Extrait du texte:
::::

Derrière ces noms, Christiane Ndiaye souligne le métissage des formes et des cultures qui donne à la littérature francophone sa richesse et sa complexité.

 

Venues s’intégrer au coeur d’un bagage culturel préexistant, les formes littéraires importées avec la colonisation se métissent, s’enrichissent d’influences multiples et engendrent une littérature qui conquiert son indépendance en marge des modèles préexistants. « Ceux qui découvrent les littératures francophones ont l’impression que, parce que ce sont des pays qui sont considérés comme en voie de développement, la culture aussi est en voie de développement. Mais c’est une culture très ancienne, où l’art verbal et la dramaturgie existaient bien avant la littérature de langue française. »

 

Ainsi, les formes traditionnelles telles que la poésie, « genre dominant du temps de la négritude », précise-t-elle, et encore aujourd’hui dans les Antilles, ont fait place, dans certaines régions, aux formes en prose, comme le roman ou les nouvelles. Mais « aujourd’hui, on considère que ce sont des champs littéraires devenus autonomes, qui ne se développent pas de la même façon », poursuit-elle.

 

Ainsi, les différentes littératures façonnent la langue à leur image, s’appropriant et réinventant le même modèle au gré des réalités différentes. Dans plusieurs pays d’Afrique, « le roman réaliste, social et didactique s’impose », alors qu’au Maghreb, la littérature est passée par une recherche sur les formes, donnant naissance au « roman-poème », dans une « fusion des genres que nous ne connaissons pas en Occident ».

::::

Données étudiées:
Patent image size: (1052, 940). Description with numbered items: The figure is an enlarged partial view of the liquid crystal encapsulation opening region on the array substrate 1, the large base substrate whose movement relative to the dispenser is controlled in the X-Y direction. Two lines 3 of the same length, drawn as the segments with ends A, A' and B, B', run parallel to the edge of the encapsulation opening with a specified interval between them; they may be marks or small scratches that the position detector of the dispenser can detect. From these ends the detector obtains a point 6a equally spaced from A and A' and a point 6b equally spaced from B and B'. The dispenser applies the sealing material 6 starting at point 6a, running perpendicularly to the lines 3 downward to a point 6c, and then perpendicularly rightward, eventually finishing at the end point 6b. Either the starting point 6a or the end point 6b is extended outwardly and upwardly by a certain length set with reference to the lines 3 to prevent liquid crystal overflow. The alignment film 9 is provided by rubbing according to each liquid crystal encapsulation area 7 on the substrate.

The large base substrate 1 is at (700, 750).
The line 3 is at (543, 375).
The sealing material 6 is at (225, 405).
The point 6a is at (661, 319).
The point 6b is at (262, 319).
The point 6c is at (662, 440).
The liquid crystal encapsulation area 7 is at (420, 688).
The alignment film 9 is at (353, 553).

::::

Tâche à réaliser 1:
Répondez à ces questions sur l'extrait consacré à la littérature francophone :
(a) Quel genre était dominant du temps de la négritude ?
(b) Quel type de roman s'impose dans plusieurs pays d'Afrique ?
(c) À quoi la recherche sur les formes a-t-elle donné naissance au Maghreb ?
Tâche à réaliser 2: Reprenez mot pour mot la partie de l'extrait consacré à la littérature francophone qui s'ouvre sur les mots contenant "Derrière ces noms, Christiane" et se termine par "et sa complexité.".
Les enregistrements n'ont aucun lien avec l'extrait.

Réponse 1:
(a) La poésie.
(b) Le roman réaliste, social et didactique.
(c) Au « roman-poème ».

Réponse 2:
Derrière ces noms, Christiane Ndiaye souligne le métissage des formes et des cultures qui donne à la littérature francophone sa richesse et sa complexité.